## Problem description
Transcribe the entries that follow, word for word.

## Stored rows
═══

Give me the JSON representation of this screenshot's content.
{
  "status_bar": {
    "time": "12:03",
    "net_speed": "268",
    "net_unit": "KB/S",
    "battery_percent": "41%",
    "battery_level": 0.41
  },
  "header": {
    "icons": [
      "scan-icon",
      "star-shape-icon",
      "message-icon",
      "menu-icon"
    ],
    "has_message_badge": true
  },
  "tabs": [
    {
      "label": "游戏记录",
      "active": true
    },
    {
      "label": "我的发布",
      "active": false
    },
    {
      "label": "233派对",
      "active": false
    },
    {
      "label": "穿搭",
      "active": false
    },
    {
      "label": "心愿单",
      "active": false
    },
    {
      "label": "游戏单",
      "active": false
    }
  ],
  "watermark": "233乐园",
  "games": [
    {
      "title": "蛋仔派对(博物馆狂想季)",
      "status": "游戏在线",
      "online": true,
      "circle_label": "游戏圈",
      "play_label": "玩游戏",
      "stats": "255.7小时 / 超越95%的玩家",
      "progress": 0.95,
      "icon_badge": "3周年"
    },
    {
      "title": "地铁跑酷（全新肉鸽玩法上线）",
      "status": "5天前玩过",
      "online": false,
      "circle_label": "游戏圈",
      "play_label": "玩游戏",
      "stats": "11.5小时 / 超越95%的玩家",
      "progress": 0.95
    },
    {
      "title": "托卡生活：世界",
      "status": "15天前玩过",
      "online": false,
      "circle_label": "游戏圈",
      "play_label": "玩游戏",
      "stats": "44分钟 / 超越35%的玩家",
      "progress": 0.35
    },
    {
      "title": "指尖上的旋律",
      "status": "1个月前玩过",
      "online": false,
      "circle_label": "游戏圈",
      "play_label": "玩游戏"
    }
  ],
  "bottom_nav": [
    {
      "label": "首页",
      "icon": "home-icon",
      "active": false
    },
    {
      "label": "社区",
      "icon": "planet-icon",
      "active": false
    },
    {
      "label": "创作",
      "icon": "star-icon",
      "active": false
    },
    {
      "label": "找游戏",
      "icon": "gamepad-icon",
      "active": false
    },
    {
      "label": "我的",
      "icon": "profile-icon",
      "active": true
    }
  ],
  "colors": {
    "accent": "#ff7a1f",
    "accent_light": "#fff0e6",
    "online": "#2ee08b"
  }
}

═══

## Solution to this problem
Give me the JSON representation of this screenshot's content.
{
  "status_bar": {
    "time": "12:03",
    "net_speed": "268",
    "net_unit": "KB/S",
    "battery_percent": "41%",
    "battery_level": 0.41
  },
  "header": {
    "icons": [
      "scan-icon",
      "star-shape-icon",
      "message-icon",
      "menu-icon"
    ],
    "has_message_badge": true
  },
  "tabs": [
    {
      "label": "游戏记录",
      "active": true
    },
    {
      "label": "我的发布",
      "active": false
    },
    {
      "label": "233派对",
      "active": false
    },
    {
      "label": "穿搭",
      "active": false
    },
    {
      "label": "心愿单",
      "active": false
    },
    {
      "label": "游戏单",
      "active": false
    }
  ],
  "watermark": "233乐园",
  "games": [
    {
      "title": "蛋仔派对(博物馆狂想季)",
      "status": "游戏在线",
      "online": true,
      "circle_label": "游戏圈",
      "play_label": "玩游戏",
      "stats": "255.7小时 / 超越95%的玩家",
      "progress": 0.95,
      "icon_badge": "3周年"
    },
    {
      "title": "地铁跑酷（全新肉鸽玩法上线）",
      "status": "5天前玩过",
      "online": false,
      "circle_label": "游戏圈",
      "play_label": "玩游戏",
      "stats": "11.5小时 / 超越95%的玩家",
      "progress": 0.95
    },
    {
      "title": "托卡生活：世界",
      "status": "15天前玩过",
      "online": false,
      "circle_label": "游戏圈",
      "play_label": "玩游戏",
      "stats": "44分钟 / 超越35%的玩家",
      "progress": 0.35
    },
    {
      "title": "指尖上的旋律",
      "status": "1个月前玩过",
      "online": false,
      "circle_label": "游戏圈",
      "play_label": "玩游戏"
    }
  ],
  "bottom_nav": [
    {
      "label": "首页",
      "icon": "home-icon",
      "active": false
    },
    {
      "label": "社区",
      "icon": "planet-icon",
      "active": false
    },
    {
      "label": "创作",
      "icon": "star-icon",
      "active": false
    },
    {
      "label": "找游戏",
      "icon": "gamepad-icon",
      "active": false
    },
    {
      "label": "我的",
      "icon": "profile-icon",
      "active": true
    }
  ],
  "colors": {
    "accent": "#ff7a1f",
    "accent_light": "#fff0e6",
    "online": "#2ee08b"
  }
}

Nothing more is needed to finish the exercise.